Written task: Quote the whole listing word for word. Do not include the pictures.
## START Data to use
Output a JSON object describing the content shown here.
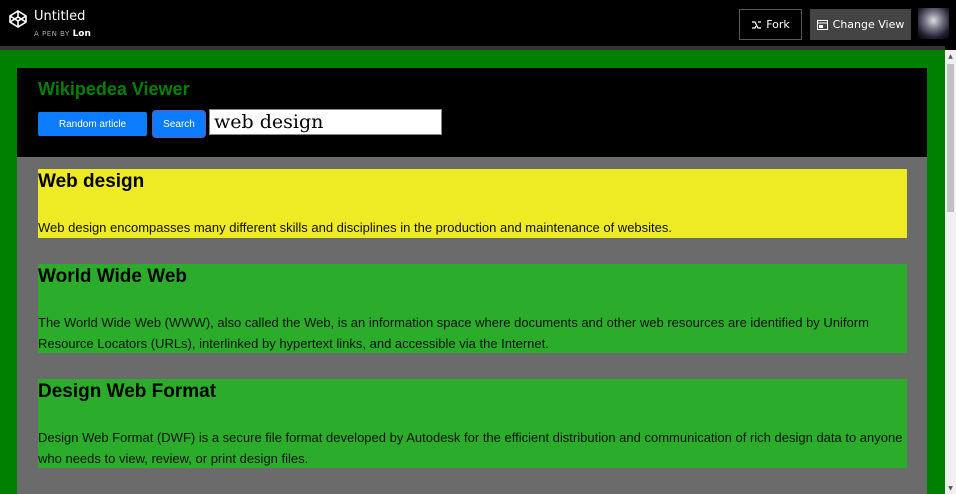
{
  "topbar": {
    "title": "Untitled",
    "byline_prefix": "A PEN BY",
    "author": "Lon",
    "fork_label": "Fork",
    "change_view_label": "Change View"
  },
  "app": {
    "title": "Wikipedea Viewer",
    "random_label": "Random article",
    "search_label": "Search",
    "search_value": "web design"
  },
  "results": [
    {
      "title": "Web design",
      "snippet": "Web design encompasses many different skills and disciplines in the production and maintenance of websites.",
      "color": "#eeea23"
    },
    {
      "title": "World Wide Web",
      "snippet": "The World Wide Web (WWW), also called the Web, is an information space where documents and other web resources are identified by Uniform Resource Locators (URLs), interlinked by hypertext links, and accessible via the Internet.",
      "color": "#2bad2b"
    },
    {
      "title": "Design Web Format",
      "snippet": "Design Web Format (DWF) is a secure file format developed by Autodesk for the efficient distribution and communication of rich design data to anyone who needs to view, review, or print design files.",
      "color": "#2bad2b"
    }
  ],
  "colors": {
    "preview_bg": "#008000",
    "title_green": "#008000",
    "button_blue": "#0b7bff",
    "results_bg": "#6b6b6b"
  },
  "icons": [
    "codepen-logo-icon",
    "fork-icon",
    "change-view-icon",
    "user-avatar"
  ]
}
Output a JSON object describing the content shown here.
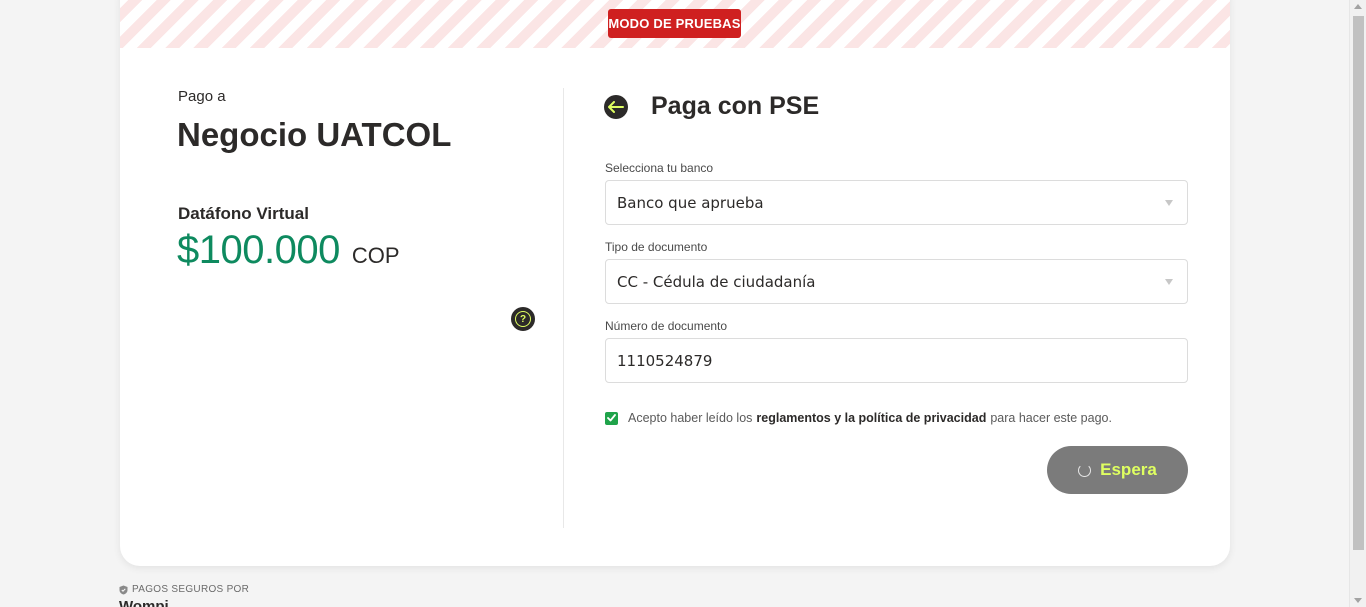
{
  "test_mode": {
    "label": "MODO DE PRUEBAS"
  },
  "summary": {
    "pay_to_label": "Pago a",
    "merchant_name": "Negocio UATCOL",
    "product_name": "Datáfono Virtual",
    "amount": "$100.000",
    "currency": "COP",
    "help_icon": "question-circle-icon"
  },
  "payment": {
    "title": "Paga con PSE",
    "back_icon": "arrow-left-icon",
    "bank": {
      "label": "Selecciona tu banco",
      "value": "Banco que aprueba"
    },
    "doc_type": {
      "label": "Tipo de documento",
      "value": "CC - Cédula de ciudadanía"
    },
    "doc_number": {
      "label": "Número de documento",
      "value": "1110524879"
    },
    "consent": {
      "checked": true,
      "prefix": "Acepto haber leído los",
      "link": "reglamentos y la política de privacidad",
      "suffix": "para hacer este pago."
    },
    "submit_label": "Espera"
  },
  "footer": {
    "secure_label": "PAGOS SEGUROS POR",
    "brand": "Wompi"
  },
  "colors": {
    "accent": "#dfff61",
    "amount_green": "#0e8a5f",
    "test_badge": "#cf2020",
    "checkbox": "#1fa34a",
    "button_disabled": "#7b7b7b"
  }
}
## END Data to use
Exercise output:
Output a JSON object describing the content shown here.
{
  "topbar": {
    "title": "Untitled",
    "byline_prefix": "A PEN BY",
    "author": "Lon",
    "fork_label": "Fork",
    "change_view_label": "Change View"
  },
  "app": {
    "title": "Wikipedea Viewer",
    "random_label": "Random article",
    "search_label": "Search",
    "search_value": "web design"
  },
  "results": [
    {
      "title": "Web design",
      "snippet": "Web design encompasses many different skills and disciplines in the production and maintenance of websites.",
      "color": "#eeea23"
    },
    {
      "title": "World Wide Web",
      "snippet": "The World Wide Web (WWW), also called the Web, is an information space where documents and other web resources are identified by Uniform Resource Locators (URLs), interlinked by hypertext links, and accessible via the Internet.",
      "color": "#2bad2b"
    },
    {
      "title": "Design Web Format",
      "snippet": "Design Web Format (DWF) is a secure file format developed by Autodesk for the efficient distribution and communication of rich design data to anyone who needs to view, review, or print design files.",
      "color": "#2bad2b"
    }
  ],
  "colors": {
    "preview_bg": "#008000",
    "title_green": "#008000",
    "button_blue": "#0b7bff",
    "results_bg": "#6b6b6b"
  },
  "icons": [
    "codepen-logo-icon",
    "fork-icon",
    "change-view-icon",
    "user-avatar"
  ]
}
Output a JSON object describing the content shown here.
{
  "test_mode": {
    "label": "MODO DE PRUEBAS"
  },
  "summary": {
    "pay_to_label": "Pago a",
    "merchant_name": "Negocio UATCOL",
    "product_name": "Datáfono Virtual",
    "amount": "$100.000",
    "currency": "COP",
    "help_icon": "question-circle-icon"
  },
  "payment": {
    "title": "Paga con PSE",
    "back_icon": "arrow-left-icon",
    "bank": {
      "label": "Selecciona tu banco",
      "value": "Banco que aprueba"
    },
    "doc_type": {
      "label": "Tipo de documento",
      "value": "CC - Cédula de ciudadanía"
    },
    "doc_number": {
      "label": "Número de documento",
      "value": "1110524879"
    },
    "consent": {
      "checked": true,
      "prefix": "Acepto haber leído los",
      "link": "reglamentos y la política de privacidad",
      "suffix": "para hacer este pago."
    },
    "submit_label": "Espera"
  },
  "footer": {
    "secure_label": "PAGOS SEGUROS POR",
    "brand": "Wompi"
  },
  "colors": {
    "accent": "#dfff61",
    "amount_green": "#0e8a5f",
    "test_badge": "#cf2020",
    "checkbox": "#1fa34a",
    "button_disabled": "#7b7b7b"
  }
}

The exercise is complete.